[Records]
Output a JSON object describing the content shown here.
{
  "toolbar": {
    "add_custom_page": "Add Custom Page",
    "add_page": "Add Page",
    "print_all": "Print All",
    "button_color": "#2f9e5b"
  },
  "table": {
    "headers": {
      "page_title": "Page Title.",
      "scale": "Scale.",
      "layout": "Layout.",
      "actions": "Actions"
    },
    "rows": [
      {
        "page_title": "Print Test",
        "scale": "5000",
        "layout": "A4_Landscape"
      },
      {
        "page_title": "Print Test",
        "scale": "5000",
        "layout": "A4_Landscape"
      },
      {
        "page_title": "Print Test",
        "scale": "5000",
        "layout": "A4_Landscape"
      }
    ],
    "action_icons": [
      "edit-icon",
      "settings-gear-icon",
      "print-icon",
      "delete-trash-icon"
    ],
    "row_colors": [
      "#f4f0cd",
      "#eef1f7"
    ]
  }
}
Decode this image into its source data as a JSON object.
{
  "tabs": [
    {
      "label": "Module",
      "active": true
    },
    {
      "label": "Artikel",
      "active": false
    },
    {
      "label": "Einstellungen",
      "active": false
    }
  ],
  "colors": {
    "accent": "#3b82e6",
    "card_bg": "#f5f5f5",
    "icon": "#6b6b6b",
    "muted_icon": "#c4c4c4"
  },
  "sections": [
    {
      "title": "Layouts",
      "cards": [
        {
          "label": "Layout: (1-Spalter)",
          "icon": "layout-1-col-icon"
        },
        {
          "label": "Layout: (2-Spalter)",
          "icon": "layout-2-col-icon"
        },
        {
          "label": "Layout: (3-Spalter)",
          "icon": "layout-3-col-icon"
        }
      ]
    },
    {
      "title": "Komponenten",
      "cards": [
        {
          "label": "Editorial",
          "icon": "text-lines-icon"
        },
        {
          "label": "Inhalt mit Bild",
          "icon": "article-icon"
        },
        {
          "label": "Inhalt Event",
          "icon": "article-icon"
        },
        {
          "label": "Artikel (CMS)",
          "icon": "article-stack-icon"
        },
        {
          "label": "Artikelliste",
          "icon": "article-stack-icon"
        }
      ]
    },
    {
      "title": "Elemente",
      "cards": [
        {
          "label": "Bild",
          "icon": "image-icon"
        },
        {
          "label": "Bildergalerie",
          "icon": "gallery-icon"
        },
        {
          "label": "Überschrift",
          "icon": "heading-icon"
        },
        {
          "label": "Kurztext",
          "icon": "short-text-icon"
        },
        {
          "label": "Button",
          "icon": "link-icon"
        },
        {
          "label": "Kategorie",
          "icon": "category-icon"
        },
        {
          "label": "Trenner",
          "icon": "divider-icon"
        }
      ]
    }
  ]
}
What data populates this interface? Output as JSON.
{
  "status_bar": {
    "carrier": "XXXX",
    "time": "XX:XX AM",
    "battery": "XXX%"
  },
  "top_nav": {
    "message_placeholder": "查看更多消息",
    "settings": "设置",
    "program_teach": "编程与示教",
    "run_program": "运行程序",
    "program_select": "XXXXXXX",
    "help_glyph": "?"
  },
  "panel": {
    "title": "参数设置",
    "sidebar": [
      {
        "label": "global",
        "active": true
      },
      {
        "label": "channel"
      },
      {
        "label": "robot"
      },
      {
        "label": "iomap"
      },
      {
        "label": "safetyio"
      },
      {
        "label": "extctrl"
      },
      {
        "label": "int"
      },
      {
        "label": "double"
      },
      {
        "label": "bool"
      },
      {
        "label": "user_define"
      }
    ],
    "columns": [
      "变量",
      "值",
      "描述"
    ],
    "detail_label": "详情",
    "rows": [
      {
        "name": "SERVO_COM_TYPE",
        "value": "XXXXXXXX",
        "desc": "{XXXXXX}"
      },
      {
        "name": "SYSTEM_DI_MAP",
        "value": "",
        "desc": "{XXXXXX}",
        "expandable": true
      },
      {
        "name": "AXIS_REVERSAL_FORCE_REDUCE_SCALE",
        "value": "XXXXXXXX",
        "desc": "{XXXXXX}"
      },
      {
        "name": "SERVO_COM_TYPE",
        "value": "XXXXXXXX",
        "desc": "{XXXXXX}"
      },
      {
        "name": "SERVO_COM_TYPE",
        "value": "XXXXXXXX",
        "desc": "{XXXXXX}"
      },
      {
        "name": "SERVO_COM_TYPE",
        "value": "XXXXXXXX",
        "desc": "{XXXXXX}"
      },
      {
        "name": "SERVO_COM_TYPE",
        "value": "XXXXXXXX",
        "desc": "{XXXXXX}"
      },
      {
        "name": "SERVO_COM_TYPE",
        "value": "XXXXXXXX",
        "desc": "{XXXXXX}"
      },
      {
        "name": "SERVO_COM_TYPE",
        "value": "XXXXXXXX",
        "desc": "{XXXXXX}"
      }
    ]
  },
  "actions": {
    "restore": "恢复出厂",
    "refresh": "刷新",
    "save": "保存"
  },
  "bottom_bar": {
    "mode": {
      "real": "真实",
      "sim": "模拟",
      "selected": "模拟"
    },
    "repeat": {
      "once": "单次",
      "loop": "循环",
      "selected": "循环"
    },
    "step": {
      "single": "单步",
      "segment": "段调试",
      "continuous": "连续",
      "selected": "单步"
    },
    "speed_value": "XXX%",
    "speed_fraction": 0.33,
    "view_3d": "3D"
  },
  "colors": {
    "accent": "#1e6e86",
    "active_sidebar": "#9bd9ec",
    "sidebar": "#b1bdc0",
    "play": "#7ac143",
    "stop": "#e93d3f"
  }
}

*Task*
Transcribe the material above word for word.

*Reply to the exercise*
Output a JSON object describing the content shown here.
{
  "toolbar": {
    "add_custom_page": "Add Custom Page",
    "add_page": "Add Page",
    "print_all": "Print All",
    "button_color": "#2f9e5b"
  },
  "table": {
    "headers": {
      "page_title": "Page Title.",
      "scale": "Scale.",
      "layout": "Layout.",
      "actions": "Actions"
    },
    "rows": [
      {
        "page_title": "Print Test",
        "scale": "5000",
        "layout": "A4_Landscape"
      },
      {
        "page_title": "Print Test",
        "scale": "5000",
        "layout": "A4_Landscape"
      },
      {
        "page_title": "Print Test",
        "scale": "5000",
        "layout": "A4_Landscape"
      }
    ],
    "action_icons": [
      "edit-icon",
      "settings-gear-icon",
      "print-icon",
      "delete-trash-icon"
    ],
    "row_colors": [
      "#f4f0cd",
      "#eef1f7"
    ]
  }
}
Decode this image into its source data as a JSON object.
{
  "tabs": [
    {
      "label": "Module",
      "active": true
    },
    {
      "label": "Artikel",
      "active": false
    },
    {
      "label": "Einstellungen",
      "active": false
    }
  ],
  "colors": {
    "accent": "#3b82e6",
    "card_bg": "#f5f5f5",
    "icon": "#6b6b6b",
    "muted_icon": "#c4c4c4"
  },
  "sections": [
    {
      "title": "Layouts",
      "cards": [
        {
          "label": "Layout: (1-Spalter)",
          "icon": "layout-1-col-icon"
        },
        {
          "label": "Layout: (2-Spalter)",
          "icon": "layout-2-col-icon"
        },
        {
          "label": "Layout: (3-Spalter)",
          "icon": "layout-3-col-icon"
        }
      ]
    },
    {
      "title": "Komponenten",
      "cards": [
        {
          "label": "Editorial",
          "icon": "text-lines-icon"
        },
        {
          "label": "Inhalt mit Bild",
          "icon": "article-icon"
        },
        {
          "label": "Inhalt Event",
          "icon": "article-icon"
        },
        {
          "label": "Artikel (CMS)",
          "icon": "article-stack-icon"
        },
        {
          "label": "Artikelliste",
          "icon": "article-stack-icon"
        }
      ]
    },
    {
      "title": "Elemente",
      "cards": [
        {
          "label": "Bild",
          "icon": "image-icon"
        },
        {
          "label": "Bildergalerie",
          "icon": "gallery-icon"
        },
        {
          "label": "Überschrift",
          "icon": "heading-icon"
        },
        {
          "label": "Kurztext",
          "icon": "short-text-icon"
        },
        {
          "label": "Button",
          "icon": "link-icon"
        },
        {
          "label": "Kategorie",
          "icon": "category-icon"
        },
        {
          "label": "Trenner",
          "icon": "divider-icon"
        }
      ]
    }
  ]
}
What data populates this interface? Output as JSON.
{
  "status_bar": {
    "carrier": "XXXX",
    "time": "XX:XX AM",
    "battery": "XXX%"
  },
  "top_nav": {
    "message_placeholder": "查看更多消息",
    "settings": "设置",
    "program_teach": "编程与示教",
    "run_program": "运行程序",
    "program_select": "XXXXXXX",
    "help_glyph": "?"
  },
  "panel": {
    "title": "参数设置",
    "sidebar": [
      {
        "label": "global",
        "active": true
      },
      {
        "label": "channel"
      },
      {
        "label": "robot"
      },
      {
        "label": "iomap"
      },
      {
        "label": "safetyio"
      },
      {
        "label": "extctrl"
      },
      {
        "label": "int"
      },
      {
        "label": "double"
      },
      {
        "label": "bool"
      },
      {
        "label": "user_define"
      }
    ],
    "columns": [
      "变量",
      "值",
      "描述"
    ],
    "detail_label": "详情",
    "rows": [
      {
        "name": "SERVO_COM_TYPE",
        "value": "XXXXXXXX",
        "desc": "{XXXXXX}"
      },
      {
        "name": "SYSTEM_DI_MAP",
        "value": "",
        "desc": "{XXXXXX}",
        "expandable": true
      },
      {
        "name": "AXIS_REVERSAL_FORCE_REDUCE_SCALE",
        "value": "XXXXXXXX",
        "desc": "{XXXXXX}"
      },
      {
        "name": "SERVO_COM_TYPE",
        "value": "XXXXXXXX",
        "desc": "{XXXXXX}"
      },
      {
        "name": "SERVO_COM_TYPE",
        "value": "XXXXXXXX",
        "desc": "{XXXXXX}"
      },
      {
        "name": "SERVO_COM_TYPE",
        "value": "XXXXXXXX",
        "desc": "{XXXXXX}"
      },
      {
        "name": "SERVO_COM_TYPE",
        "value": "XXXXXXXX",
        "desc": "{XXXXXX}"
      },
      {
        "name": "SERVO_COM_TYPE",
        "value": "XXXXXXXX",
        "desc": "{XXXXXX}"
      },
      {
        "name": "SERVO_COM_TYPE",
        "value": "XXXXXXXX",
        "desc": "{XXXXXX}"
      }
    ]
  },
  "actions": {
    "restore": "恢复出厂",
    "refresh": "刷新",
    "save": "保存"
  },
  "bottom_bar": {
    "mode": {
      "real": "真实",
      "sim": "模拟",
      "selected": "模拟"
    },
    "repeat": {
      "once": "单次",
      "loop": "循环",
      "selected": "循环"
    },
    "step": {
      "single": "单步",
      "segment": "段调试",
      "continuous": "连续",
      "selected": "单步"
    },
    "speed_value": "XXX%",
    "speed_fraction": 0.33,
    "view_3d": "3D"
  },
  "colors": {
    "accent": "#1e6e86",
    "active_sidebar": "#9bd9ec",
    "sidebar": "#b1bdc0",
    "play": "#7ac143",
    "stop": "#e93d3f"
  }
}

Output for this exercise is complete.